# [Prompt]
Your answer should be one number: the count of lines below that contain "exercise".
==== Data excerpts
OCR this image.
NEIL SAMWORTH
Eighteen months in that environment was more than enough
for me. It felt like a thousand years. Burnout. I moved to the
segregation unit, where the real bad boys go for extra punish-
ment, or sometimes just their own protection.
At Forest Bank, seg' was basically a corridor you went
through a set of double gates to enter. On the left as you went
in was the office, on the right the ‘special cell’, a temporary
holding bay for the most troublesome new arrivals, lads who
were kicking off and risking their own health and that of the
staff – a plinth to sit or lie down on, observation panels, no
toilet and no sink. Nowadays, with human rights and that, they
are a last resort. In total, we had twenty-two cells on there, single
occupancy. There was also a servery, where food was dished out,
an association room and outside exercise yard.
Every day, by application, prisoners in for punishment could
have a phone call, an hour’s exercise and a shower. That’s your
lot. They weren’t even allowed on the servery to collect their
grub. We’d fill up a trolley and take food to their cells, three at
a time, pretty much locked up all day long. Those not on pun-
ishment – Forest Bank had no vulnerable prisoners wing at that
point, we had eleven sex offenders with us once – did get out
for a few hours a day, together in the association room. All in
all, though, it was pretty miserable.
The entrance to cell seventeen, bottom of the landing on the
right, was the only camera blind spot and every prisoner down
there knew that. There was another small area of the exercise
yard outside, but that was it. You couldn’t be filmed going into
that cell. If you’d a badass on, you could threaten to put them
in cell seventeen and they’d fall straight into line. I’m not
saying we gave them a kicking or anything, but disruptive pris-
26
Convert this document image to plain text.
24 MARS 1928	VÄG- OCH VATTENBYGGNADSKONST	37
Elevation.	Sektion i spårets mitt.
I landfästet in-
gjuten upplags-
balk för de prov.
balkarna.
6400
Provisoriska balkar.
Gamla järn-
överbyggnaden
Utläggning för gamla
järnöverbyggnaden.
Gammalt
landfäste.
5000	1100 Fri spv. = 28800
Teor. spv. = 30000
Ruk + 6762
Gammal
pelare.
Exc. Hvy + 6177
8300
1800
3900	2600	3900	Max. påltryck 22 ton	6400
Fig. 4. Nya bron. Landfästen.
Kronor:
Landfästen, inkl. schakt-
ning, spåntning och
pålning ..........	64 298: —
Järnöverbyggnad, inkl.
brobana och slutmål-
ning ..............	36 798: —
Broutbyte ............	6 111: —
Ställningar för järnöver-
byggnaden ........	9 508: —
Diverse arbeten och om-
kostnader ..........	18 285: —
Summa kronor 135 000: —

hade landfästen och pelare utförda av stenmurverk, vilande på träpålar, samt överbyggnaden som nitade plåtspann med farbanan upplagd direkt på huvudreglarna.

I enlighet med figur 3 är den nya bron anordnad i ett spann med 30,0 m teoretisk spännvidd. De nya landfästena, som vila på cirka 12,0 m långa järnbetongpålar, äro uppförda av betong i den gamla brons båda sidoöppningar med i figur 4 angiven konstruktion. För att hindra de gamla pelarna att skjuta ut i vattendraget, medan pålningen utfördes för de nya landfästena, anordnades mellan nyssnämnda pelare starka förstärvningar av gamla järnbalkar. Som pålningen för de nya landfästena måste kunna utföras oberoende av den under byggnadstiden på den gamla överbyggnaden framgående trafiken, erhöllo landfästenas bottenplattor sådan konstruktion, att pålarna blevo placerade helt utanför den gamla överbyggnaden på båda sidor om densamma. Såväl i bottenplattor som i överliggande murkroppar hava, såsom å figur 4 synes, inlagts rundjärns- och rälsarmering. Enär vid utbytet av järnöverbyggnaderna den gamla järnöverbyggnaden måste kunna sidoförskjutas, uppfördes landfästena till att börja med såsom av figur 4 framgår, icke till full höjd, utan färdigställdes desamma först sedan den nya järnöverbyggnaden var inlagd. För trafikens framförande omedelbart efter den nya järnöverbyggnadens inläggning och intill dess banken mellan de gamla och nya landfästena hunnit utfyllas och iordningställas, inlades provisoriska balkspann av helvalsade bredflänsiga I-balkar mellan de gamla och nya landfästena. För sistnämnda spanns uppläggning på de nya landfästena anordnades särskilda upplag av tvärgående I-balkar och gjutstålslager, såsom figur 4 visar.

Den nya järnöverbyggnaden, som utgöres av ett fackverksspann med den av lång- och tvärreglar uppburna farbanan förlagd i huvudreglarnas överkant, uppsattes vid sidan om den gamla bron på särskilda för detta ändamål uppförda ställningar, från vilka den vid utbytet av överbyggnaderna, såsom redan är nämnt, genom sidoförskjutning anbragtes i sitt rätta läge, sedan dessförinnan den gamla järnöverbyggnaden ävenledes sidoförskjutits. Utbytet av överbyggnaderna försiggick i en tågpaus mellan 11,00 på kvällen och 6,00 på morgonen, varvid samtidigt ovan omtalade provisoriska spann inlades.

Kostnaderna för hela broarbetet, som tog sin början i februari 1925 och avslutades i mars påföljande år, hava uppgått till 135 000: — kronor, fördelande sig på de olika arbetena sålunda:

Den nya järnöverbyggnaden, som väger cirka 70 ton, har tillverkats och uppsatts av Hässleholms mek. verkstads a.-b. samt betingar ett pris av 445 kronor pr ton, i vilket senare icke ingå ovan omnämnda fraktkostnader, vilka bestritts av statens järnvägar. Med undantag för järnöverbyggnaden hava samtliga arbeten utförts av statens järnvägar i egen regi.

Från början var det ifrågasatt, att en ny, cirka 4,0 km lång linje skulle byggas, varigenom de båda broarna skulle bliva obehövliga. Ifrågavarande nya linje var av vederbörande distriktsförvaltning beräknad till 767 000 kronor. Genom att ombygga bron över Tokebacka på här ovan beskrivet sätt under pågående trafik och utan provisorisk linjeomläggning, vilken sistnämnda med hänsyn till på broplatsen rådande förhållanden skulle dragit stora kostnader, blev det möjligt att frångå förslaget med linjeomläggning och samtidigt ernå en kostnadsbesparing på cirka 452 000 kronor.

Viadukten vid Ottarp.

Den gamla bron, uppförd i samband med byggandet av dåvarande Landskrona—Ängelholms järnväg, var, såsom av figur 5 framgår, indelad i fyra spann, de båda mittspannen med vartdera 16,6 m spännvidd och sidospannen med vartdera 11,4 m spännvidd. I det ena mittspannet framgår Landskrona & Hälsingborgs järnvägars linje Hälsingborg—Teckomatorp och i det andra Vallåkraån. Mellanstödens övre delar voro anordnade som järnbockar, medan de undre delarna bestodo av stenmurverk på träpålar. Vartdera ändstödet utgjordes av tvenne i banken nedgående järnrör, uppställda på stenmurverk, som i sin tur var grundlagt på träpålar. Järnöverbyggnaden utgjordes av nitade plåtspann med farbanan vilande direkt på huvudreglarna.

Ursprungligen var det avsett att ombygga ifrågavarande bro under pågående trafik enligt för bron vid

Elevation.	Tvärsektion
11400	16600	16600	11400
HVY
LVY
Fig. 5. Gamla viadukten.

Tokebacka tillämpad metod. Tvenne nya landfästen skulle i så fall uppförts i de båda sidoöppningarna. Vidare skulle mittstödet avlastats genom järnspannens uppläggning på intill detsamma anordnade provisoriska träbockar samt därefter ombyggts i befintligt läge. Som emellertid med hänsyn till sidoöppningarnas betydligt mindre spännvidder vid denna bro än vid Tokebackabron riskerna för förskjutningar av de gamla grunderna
========
# [Result]
3